* BEGIN *
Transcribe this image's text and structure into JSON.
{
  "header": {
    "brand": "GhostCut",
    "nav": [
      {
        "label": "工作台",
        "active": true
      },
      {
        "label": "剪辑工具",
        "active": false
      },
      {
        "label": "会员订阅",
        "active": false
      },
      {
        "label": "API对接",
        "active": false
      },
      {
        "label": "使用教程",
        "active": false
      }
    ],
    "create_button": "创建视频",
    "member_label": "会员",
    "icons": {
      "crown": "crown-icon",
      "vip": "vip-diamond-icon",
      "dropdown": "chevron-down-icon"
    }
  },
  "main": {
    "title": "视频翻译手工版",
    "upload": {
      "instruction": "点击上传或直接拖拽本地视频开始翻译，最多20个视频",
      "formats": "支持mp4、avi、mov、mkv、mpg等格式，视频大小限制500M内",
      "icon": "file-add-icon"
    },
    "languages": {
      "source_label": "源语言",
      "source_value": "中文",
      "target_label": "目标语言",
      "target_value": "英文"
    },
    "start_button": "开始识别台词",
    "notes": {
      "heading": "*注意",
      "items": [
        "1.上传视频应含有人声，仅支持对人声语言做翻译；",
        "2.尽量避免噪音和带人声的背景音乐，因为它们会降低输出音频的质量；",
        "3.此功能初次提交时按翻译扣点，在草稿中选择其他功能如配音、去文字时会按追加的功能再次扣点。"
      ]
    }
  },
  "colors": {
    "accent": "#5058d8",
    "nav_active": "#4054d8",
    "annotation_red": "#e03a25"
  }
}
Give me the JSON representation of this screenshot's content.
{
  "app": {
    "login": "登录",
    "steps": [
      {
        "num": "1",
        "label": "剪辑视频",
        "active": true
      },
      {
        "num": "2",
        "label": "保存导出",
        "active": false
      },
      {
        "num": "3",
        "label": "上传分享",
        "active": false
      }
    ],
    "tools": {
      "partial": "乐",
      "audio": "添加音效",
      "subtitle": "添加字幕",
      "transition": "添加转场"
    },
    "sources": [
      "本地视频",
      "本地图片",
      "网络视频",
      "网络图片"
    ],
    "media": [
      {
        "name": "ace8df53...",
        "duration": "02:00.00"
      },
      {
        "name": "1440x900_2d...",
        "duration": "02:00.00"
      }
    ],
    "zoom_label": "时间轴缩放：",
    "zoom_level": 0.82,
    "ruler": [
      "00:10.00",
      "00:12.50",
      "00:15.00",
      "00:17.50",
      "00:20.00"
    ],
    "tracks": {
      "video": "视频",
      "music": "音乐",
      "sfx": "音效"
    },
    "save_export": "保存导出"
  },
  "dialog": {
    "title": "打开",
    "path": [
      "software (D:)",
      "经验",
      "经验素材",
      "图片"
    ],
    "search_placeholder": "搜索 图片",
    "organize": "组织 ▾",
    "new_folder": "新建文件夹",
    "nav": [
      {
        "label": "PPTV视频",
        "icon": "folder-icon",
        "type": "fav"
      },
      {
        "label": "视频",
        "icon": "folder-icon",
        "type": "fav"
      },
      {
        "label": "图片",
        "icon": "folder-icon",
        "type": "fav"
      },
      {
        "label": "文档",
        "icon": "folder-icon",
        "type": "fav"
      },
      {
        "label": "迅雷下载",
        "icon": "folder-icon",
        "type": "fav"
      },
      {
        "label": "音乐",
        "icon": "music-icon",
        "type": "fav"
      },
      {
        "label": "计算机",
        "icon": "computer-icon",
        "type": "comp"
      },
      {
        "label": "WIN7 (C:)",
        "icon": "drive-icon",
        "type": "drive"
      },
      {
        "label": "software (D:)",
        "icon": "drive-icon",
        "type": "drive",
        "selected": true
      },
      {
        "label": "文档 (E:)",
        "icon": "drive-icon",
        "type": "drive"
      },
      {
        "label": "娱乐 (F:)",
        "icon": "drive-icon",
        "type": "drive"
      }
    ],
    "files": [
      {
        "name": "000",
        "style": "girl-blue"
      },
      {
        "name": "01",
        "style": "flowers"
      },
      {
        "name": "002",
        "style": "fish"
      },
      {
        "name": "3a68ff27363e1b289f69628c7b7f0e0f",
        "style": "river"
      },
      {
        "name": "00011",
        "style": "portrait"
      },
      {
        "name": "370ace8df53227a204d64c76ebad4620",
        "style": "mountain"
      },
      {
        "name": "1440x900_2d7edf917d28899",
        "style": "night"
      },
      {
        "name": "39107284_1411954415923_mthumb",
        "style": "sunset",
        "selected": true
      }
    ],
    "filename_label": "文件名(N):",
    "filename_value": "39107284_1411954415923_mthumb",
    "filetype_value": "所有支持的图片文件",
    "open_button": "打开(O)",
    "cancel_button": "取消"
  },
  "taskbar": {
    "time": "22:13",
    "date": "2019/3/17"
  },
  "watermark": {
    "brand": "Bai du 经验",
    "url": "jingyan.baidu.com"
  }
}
* END *
■ SHORT PROBLEM: Set down the entries above again, word for word.

■ SOLVED PROBLEM:
Transcribe this image's text and structure into JSON.
{
  "header": {
    "brand": "GhostCut",
    "nav": [
      {
        "label": "工作台",
        "active": true
      },
      {
        "label": "剪辑工具",
        "active": false
      },
      {
        "label": "会员订阅",
        "active": false
      },
      {
        "label": "API对接",
        "active": false
      },
      {
        "label": "使用教程",
        "active": false
      }
    ],
    "create_button": "创建视频",
    "member_label": "会员",
    "icons": {
      "crown": "crown-icon",
      "vip": "vip-diamond-icon",
      "dropdown": "chevron-down-icon"
    }
  },
  "main": {
    "title": "视频翻译手工版",
    "upload": {
      "instruction": "点击上传或直接拖拽本地视频开始翻译，最多20个视频",
      "formats": "支持mp4、avi、mov、mkv、mpg等格式，视频大小限制500M内",
      "icon": "file-add-icon"
    },
    "languages": {
      "source_label": "源语言",
      "source_value": "中文",
      "target_label": "目标语言",
      "target_value": "英文"
    },
    "start_button": "开始识别台词",
    "notes": {
      "heading": "*注意",
      "items": [
        "1.上传视频应含有人声，仅支持对人声语言做翻译；",
        "2.尽量避免噪音和带人声的背景音乐，因为它们会降低输出音频的质量；",
        "3.此功能初次提交时按翻译扣点，在草稿中选择其他功能如配音、去文字时会按追加的功能再次扣点。"
      ]
    }
  },
  "colors": {
    "accent": "#5058d8",
    "nav_active": "#4054d8",
    "annotation_red": "#e03a25"
  }
}
Give me the JSON representation of this screenshot's content.
{
  "app": {
    "login": "登录",
    "steps": [
      {
        "num": "1",
        "label": "剪辑视频",
        "active": true
      },
      {
        "num": "2",
        "label": "保存导出",
        "active": false
      },
      {
        "num": "3",
        "label": "上传分享",
        "active": false
      }
    ],
    "tools": {
      "partial": "乐",
      "audio": "添加音效",
      "subtitle": "添加字幕",
      "transition": "添加转场"
    },
    "sources": [
      "本地视频",
      "本地图片",
      "网络视频",
      "网络图片"
    ],
    "media": [
      {
        "name": "ace8df53...",
        "duration": "02:00.00"
      },
      {
        "name": "1440x900_2d...",
        "duration": "02:00.00"
      }
    ],
    "zoom_label": "时间轴缩放：",
    "zoom_level": 0.82,
    "ruler": [
      "00:10.00",
      "00:12.50",
      "00:15.00",
      "00:17.50",
      "00:20.00"
    ],
    "tracks": {
      "video": "视频",
      "music": "音乐",
      "sfx": "音效"
    },
    "save_export": "保存导出"
  },
  "dialog": {
    "title": "打开",
    "path": [
      "software (D:)",
      "经验",
      "经验素材",
      "图片"
    ],
    "search_placeholder": "搜索 图片",
    "organize": "组织 ▾",
    "new_folder": "新建文件夹",
    "nav": [
      {
        "label": "PPTV视频",
        "icon": "folder-icon",
        "type": "fav"
      },
      {
        "label": "视频",
        "icon": "folder-icon",
        "type": "fav"
      },
      {
        "label": "图片",
        "icon": "folder-icon",
        "type": "fav"
      },
      {
        "label": "文档",
        "icon": "folder-icon",
        "type": "fav"
      },
      {
        "label": "迅雷下载",
        "icon": "folder-icon",
        "type": "fav"
      },
      {
        "label": "音乐",
        "icon": "music-icon",
        "type": "fav"
      },
      {
        "label": "计算机",
        "icon": "computer-icon",
        "type": "comp"
      },
      {
        "label": "WIN7 (C:)",
        "icon": "drive-icon",
        "type": "drive"
      },
      {
        "label": "software (D:)",
        "icon": "drive-icon",
        "type": "drive",
        "selected": true
      },
      {
        "label": "文档 (E:)",
        "icon": "drive-icon",
        "type": "drive"
      },
      {
        "label": "娱乐 (F:)",
        "icon": "drive-icon",
        "type": "drive"
      }
    ],
    "files": [
      {
        "name": "000",
        "style": "girl-blue"
      },
      {
        "name": "01",
        "style": "flowers"
      },
      {
        "name": "002",
        "style": "fish"
      },
      {
        "name": "3a68ff27363e1b289f69628c7b7f0e0f",
        "style": "river"
      },
      {
        "name": "00011",
        "style": "portrait"
      },
      {
        "name": "370ace8df53227a204d64c76ebad4620",
        "style": "mountain"
      },
      {
        "name": "1440x900_2d7edf917d28899",
        "style": "night"
      },
      {
        "name": "39107284_1411954415923_mthumb",
        "style": "sunset",
        "selected": true
      }
    ],
    "filename_label": "文件名(N):",
    "filename_value": "39107284_1411954415923_mthumb",
    "filetype_value": "所有支持的图片文件",
    "open_button": "打开(O)",
    "cancel_button": "取消"
  },
  "taskbar": {
    "time": "22:13",
    "date": "2019/3/17"
  },
  "watermark": {
    "brand": "Bai du 经验",
    "url": "jingyan.baidu.com"
  }
}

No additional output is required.